* Given instruction: In the listing below, identify each line with the word "working" and return those lines.
++++ Data in this exercise ++++
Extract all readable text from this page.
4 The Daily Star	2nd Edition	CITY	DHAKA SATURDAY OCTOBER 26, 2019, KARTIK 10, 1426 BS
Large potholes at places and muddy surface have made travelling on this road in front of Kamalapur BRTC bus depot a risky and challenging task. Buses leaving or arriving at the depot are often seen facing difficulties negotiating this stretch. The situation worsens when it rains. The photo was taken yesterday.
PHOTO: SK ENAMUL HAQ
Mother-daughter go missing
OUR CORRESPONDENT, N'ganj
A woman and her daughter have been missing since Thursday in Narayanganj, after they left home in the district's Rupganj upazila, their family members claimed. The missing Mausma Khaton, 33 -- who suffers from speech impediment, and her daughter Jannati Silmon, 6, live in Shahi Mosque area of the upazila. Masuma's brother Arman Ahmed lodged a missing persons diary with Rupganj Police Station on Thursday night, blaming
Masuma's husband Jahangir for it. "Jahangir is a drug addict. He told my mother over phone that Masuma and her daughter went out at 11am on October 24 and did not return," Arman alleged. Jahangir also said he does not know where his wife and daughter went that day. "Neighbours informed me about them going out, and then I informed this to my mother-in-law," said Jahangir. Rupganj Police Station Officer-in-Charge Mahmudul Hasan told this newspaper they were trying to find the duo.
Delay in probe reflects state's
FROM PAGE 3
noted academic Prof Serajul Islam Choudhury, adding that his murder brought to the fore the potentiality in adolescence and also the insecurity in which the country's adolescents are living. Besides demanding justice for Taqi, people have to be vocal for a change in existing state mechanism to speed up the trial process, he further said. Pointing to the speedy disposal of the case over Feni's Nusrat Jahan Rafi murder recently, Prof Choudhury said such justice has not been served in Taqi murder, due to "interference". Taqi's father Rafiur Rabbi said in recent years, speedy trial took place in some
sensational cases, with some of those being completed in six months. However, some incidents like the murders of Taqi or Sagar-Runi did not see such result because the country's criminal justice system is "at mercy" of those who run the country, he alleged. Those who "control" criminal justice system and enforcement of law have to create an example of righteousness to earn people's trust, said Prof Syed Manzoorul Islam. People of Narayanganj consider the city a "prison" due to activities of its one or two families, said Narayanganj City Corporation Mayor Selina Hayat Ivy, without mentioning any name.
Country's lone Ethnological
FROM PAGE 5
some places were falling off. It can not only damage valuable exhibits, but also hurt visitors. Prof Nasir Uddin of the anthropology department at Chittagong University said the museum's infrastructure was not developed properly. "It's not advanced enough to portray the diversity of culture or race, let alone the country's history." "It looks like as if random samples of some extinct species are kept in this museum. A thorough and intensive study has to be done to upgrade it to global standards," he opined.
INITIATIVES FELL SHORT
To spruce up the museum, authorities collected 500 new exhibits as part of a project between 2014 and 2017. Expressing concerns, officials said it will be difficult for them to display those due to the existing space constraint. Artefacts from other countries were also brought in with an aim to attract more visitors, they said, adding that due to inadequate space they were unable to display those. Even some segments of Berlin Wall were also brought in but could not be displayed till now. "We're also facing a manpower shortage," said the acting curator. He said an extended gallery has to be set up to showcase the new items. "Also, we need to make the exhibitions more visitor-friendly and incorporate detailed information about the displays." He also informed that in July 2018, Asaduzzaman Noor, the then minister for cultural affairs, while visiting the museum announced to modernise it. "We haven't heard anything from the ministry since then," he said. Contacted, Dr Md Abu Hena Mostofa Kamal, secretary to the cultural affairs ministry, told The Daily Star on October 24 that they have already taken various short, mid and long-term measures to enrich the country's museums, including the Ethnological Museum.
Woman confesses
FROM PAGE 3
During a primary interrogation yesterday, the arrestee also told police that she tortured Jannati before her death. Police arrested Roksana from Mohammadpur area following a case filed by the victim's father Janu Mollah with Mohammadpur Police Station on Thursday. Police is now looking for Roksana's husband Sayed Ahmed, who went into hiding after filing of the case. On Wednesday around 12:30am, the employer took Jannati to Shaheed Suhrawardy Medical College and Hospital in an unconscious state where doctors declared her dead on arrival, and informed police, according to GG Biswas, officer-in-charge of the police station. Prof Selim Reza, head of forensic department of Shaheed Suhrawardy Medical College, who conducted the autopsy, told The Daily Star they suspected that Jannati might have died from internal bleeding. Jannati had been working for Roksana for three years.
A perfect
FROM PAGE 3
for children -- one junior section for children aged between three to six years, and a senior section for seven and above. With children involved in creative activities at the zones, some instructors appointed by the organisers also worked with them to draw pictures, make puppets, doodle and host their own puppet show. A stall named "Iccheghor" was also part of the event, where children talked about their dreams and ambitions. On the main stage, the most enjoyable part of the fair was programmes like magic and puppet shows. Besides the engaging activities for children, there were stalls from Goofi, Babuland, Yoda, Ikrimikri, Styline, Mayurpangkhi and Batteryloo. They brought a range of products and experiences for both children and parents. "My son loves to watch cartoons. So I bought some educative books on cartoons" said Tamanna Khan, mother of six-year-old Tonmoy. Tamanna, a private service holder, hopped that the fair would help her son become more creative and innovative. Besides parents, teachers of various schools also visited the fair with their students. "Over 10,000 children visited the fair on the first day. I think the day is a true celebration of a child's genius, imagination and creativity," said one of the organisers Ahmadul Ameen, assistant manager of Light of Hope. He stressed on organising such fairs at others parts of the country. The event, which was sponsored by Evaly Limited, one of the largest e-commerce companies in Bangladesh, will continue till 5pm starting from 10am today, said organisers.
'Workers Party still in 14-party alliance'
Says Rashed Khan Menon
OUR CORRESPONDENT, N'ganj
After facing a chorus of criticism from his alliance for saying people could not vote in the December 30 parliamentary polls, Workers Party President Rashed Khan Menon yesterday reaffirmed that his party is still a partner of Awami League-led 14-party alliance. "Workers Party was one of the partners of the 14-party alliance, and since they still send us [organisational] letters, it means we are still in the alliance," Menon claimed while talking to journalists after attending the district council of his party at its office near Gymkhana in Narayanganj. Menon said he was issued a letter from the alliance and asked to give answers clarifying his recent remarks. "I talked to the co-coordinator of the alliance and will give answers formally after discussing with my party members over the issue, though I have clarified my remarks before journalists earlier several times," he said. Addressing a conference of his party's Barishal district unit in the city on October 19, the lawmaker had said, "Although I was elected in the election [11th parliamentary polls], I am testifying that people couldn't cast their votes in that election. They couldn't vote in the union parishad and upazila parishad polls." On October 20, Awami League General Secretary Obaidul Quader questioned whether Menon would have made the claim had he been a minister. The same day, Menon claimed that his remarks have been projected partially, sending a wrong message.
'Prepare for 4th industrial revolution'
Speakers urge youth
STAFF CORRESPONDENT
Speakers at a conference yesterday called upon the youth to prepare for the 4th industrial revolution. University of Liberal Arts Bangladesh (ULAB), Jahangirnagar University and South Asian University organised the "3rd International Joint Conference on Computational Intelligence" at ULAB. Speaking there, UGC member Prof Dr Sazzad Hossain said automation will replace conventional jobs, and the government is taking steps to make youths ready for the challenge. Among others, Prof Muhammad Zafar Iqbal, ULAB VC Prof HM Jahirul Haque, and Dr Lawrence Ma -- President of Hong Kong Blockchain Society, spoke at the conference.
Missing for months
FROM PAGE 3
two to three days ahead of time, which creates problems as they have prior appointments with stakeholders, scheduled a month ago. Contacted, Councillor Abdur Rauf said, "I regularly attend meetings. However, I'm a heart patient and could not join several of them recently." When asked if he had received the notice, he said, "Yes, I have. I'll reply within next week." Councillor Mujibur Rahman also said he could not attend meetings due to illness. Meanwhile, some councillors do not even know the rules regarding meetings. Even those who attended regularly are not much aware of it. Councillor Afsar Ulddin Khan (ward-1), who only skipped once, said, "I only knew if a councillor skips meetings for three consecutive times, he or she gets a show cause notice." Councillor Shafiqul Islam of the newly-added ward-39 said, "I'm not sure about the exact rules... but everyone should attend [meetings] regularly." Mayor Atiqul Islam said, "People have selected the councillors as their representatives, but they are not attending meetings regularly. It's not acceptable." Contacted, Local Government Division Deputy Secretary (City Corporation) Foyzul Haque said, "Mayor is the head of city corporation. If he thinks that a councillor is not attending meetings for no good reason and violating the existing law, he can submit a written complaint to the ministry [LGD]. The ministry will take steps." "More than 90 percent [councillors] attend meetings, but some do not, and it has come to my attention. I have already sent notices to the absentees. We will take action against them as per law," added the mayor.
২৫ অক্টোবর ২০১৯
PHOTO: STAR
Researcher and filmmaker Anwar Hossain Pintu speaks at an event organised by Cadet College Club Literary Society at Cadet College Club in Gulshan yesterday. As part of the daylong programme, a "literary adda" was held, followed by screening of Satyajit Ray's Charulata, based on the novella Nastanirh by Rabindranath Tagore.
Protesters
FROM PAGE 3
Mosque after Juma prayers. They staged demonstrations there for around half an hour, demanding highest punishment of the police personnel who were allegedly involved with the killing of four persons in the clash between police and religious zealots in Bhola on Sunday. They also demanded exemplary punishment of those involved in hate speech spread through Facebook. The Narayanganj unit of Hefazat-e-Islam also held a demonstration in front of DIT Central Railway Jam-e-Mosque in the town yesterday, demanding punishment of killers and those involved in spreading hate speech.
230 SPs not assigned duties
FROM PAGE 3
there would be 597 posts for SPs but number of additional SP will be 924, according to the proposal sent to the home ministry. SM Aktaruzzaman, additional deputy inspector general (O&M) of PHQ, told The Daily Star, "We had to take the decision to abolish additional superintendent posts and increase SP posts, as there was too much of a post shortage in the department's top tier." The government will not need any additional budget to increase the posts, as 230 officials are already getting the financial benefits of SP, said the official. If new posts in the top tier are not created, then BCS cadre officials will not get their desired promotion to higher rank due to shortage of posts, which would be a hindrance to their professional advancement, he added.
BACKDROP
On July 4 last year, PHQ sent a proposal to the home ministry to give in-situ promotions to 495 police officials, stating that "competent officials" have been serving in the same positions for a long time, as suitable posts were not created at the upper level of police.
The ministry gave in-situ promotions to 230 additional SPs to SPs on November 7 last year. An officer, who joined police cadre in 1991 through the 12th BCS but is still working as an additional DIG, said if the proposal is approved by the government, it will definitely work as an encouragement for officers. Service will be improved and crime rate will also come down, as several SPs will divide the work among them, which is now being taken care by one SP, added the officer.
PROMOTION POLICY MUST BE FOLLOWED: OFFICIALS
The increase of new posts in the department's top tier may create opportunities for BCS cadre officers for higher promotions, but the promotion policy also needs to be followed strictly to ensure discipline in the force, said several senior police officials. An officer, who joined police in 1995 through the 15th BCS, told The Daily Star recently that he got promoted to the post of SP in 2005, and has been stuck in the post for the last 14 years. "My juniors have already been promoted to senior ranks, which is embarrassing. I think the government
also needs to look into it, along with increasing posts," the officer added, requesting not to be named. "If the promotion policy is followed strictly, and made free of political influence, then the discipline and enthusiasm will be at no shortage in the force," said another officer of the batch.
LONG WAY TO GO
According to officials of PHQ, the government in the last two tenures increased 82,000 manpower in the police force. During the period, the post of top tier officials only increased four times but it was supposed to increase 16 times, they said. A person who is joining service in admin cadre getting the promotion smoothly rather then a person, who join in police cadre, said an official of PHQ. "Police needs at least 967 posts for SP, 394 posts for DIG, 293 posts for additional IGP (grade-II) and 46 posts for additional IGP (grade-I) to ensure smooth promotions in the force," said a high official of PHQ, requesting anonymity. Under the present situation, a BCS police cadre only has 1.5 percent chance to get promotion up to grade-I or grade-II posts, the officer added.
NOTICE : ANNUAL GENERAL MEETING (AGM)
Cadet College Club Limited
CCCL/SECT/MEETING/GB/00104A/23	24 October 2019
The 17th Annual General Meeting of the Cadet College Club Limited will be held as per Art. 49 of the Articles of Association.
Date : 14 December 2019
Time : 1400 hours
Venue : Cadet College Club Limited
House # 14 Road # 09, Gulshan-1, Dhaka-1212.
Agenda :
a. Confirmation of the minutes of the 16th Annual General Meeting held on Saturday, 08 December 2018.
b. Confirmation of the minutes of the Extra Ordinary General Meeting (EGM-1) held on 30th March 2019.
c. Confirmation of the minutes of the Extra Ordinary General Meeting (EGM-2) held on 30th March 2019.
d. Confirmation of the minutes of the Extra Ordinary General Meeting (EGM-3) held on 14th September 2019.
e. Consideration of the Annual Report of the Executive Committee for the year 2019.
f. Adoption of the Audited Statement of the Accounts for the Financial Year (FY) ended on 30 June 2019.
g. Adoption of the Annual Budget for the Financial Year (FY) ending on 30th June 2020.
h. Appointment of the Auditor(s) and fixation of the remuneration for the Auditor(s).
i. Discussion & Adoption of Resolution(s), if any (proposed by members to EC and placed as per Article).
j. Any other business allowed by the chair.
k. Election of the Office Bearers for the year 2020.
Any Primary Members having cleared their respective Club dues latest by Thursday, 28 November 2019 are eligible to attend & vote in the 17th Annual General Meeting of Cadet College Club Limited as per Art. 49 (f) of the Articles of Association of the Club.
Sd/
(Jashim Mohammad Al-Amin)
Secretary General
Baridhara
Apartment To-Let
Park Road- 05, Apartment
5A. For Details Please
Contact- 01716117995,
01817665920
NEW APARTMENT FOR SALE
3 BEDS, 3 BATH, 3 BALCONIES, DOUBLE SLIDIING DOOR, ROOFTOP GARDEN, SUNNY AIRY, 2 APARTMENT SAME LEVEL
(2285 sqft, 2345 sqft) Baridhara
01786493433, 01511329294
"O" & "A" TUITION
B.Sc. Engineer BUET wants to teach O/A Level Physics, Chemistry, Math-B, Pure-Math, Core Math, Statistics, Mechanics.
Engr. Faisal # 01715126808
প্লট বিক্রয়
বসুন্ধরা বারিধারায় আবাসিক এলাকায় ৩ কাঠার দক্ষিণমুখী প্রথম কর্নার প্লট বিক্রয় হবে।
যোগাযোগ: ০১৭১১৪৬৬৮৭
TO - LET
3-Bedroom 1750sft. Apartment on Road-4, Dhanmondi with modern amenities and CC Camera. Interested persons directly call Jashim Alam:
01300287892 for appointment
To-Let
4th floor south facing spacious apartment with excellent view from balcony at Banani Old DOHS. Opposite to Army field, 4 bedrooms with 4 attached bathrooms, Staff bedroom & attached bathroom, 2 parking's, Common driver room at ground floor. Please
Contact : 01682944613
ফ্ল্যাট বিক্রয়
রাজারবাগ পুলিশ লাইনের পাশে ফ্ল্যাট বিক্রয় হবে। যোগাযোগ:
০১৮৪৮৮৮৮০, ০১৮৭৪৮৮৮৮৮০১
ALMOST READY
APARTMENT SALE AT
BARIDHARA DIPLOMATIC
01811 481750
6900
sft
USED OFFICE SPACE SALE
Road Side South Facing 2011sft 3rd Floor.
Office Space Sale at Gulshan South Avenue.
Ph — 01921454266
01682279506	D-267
++++
* Exercise response:
During a primary interrogation yesterday, the arrestee also told police that she tortured Jannati before her death. Police arrested Roksana from Mohammadpur area following a case filed by the victim's father Janu Mollah with Mohammadpur Police Station on Thursday. Police is now looking for Roksana's husband Sayed Ahmed, who went into hiding after filing of the case. On Wednesday around 12:30am, the employer took Jannati to Shaheed Suhrawardy Medical College and Hospital in an unconscious state where doctors declared her dead on arrival, and informed police, according to GG Biswas, officer-in-charge of the police station. Prof Selim Reza, head of forensic department of Shaheed Suhrawardy Medical College, who conducted the autopsy, told The Daily Star they suspected that Jannati might have died from internal bleeding. Jannati had been working for Roksana for three years.
The ministry gave in-situ promotions to 230 additional SPs to SPs on November 7 last year. An officer, who joined police cadre in 1991 through the 12th BCS but is still working as an additional DIG, said if the proposal is approved by the government, it will definitely work as an encouragement for officers. Service will be improved and crime rate will also come down, as several SPs will divide the work among them, which is now being taken care by one SP, added the officer.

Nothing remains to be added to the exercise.